*Exercises to complete*:
1. According to the ROSA CloudWatch guide, what does the AWS CloudWatch Agent currently not support?
2. In the ROSA CloudWatch guide, transcribe the part that opens with the words containing "Cloud Experts Documentation" and closes with "to AWS CloudWatch.".
3. Name every prerequisite that the ROSA CloudWatch guide lists.

*Excerpt to read*:

Cloud Experts Documentation

Using the AWS Cloud Watch agent to publish metrics to CloudWatch in ROSA

This content is authored by Red Hat experts, but has not yet been tested on every supported configuration.

This document shows how you can use the AWS CloudWatch Agent to scrape Prometheus endpoints and publish metrics to CloudWatch in a Red Hat OpenShift Service on AWS (ROSA) cluster.

It pulls from the AWS documentation for installing the CloudWatch Agent to Kubernetes and publishes metrics for the Kubernetes API Server and provides a simple dashboard to view the results.

Currently the AWS CloudWatch Agent does not supportexternal link (opens in new tab) pulling all metrics from the Prometheus federated endpoint, but the hope is that when it does we can ship all cluster and user workload metrics to AWS CloudWatch.

Prerequisites

  1. A Red Hat OpenShift Service on AWS (ROSA) cluster
  2. The OpenShift CLI (oc)
  3. The jq command-line interface (CLI)
  4. The Amazon Web Services (AWS) CLI (aws)

Setting up your environment

  1. Ensure you are logged into your cluster with the OpenShift CLI (oc) and your AWS account with the AWS CLI (aws).

  2. Configure the following environment variables:

    export ROSA_CLUSTER_NAME=$(oc get infrastructure cluster -o=jsonpath="{.status.infrastructureName}"  | sed 's/-[a-z0-9]\{5\}$//')

*Data*:
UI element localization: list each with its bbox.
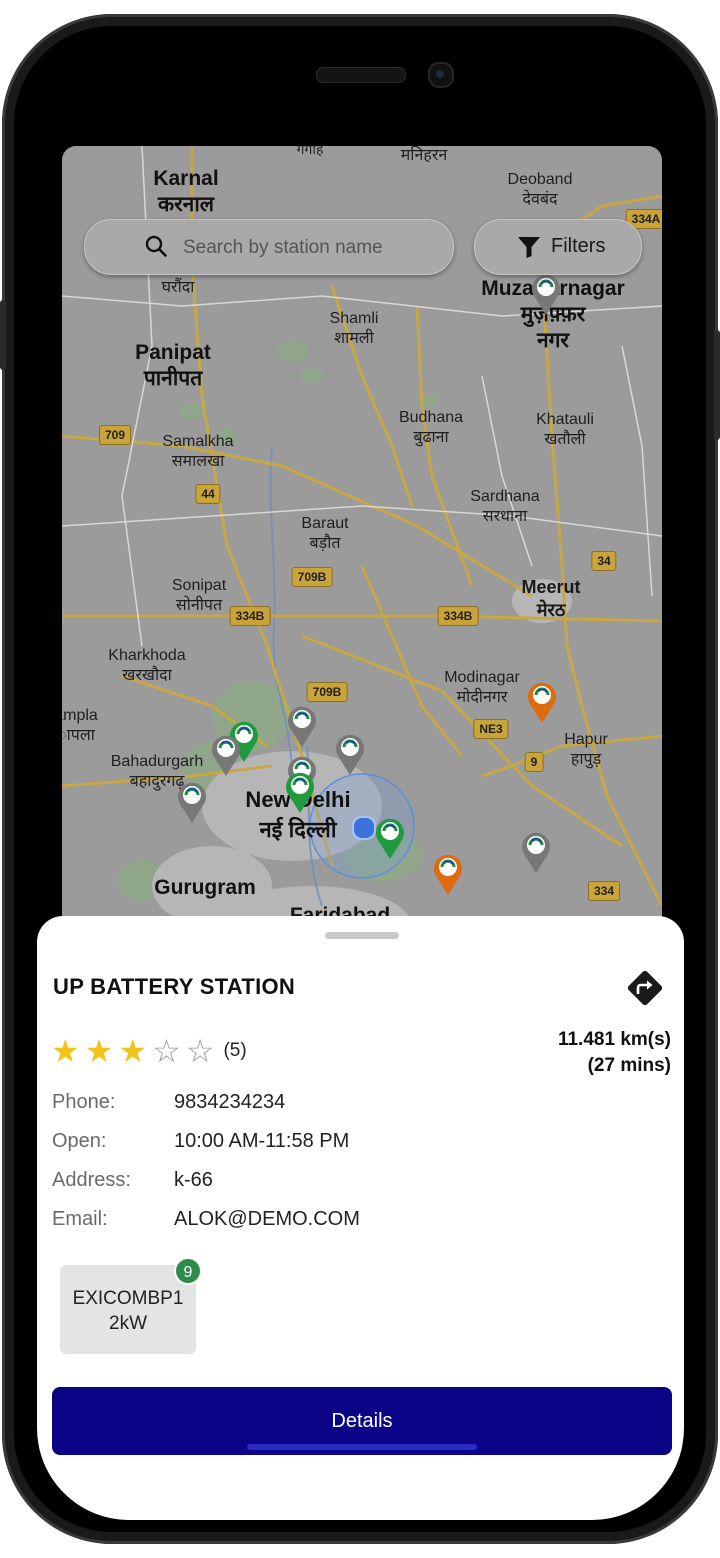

*Worked solutions*:
1. Pulling all metrics from the Prometheus federated endpoint.

2.
Cloud Experts Documentation

Using the AWS Cloud Watch agent to publish metrics to CloudWatch in ROSA

This content is authored by Red Hat experts, but has not yet been tested on every supported configuration.

This document shows how you can use the AWS CloudWatch Agent to scrape Prometheus endpoints and publish metrics to CloudWatch in a Red Hat OpenShift Service on AWS (ROSA) cluster.

It pulls from the AWS documentation for installing the CloudWatch Agent to Kubernetes and publishes metrics for the Kubernetes API Server and provides a simple dashboard to view the results.

Currently the AWS CloudWatch Agent does not supportexternal link (opens in new tab) pulling all metrics from the Prometheus federated endpoint, but the hope is that when it does we can ship all cluster and user workload metrics to AWS CloudWatch.

3.
- A Red Hat OpenShift Service on AWS (ROSA) cluster
- The OpenShift CLI (oc)
- The jq command-line interface (CLI)
- The Amazon Web Services (AWS) CLI (aws)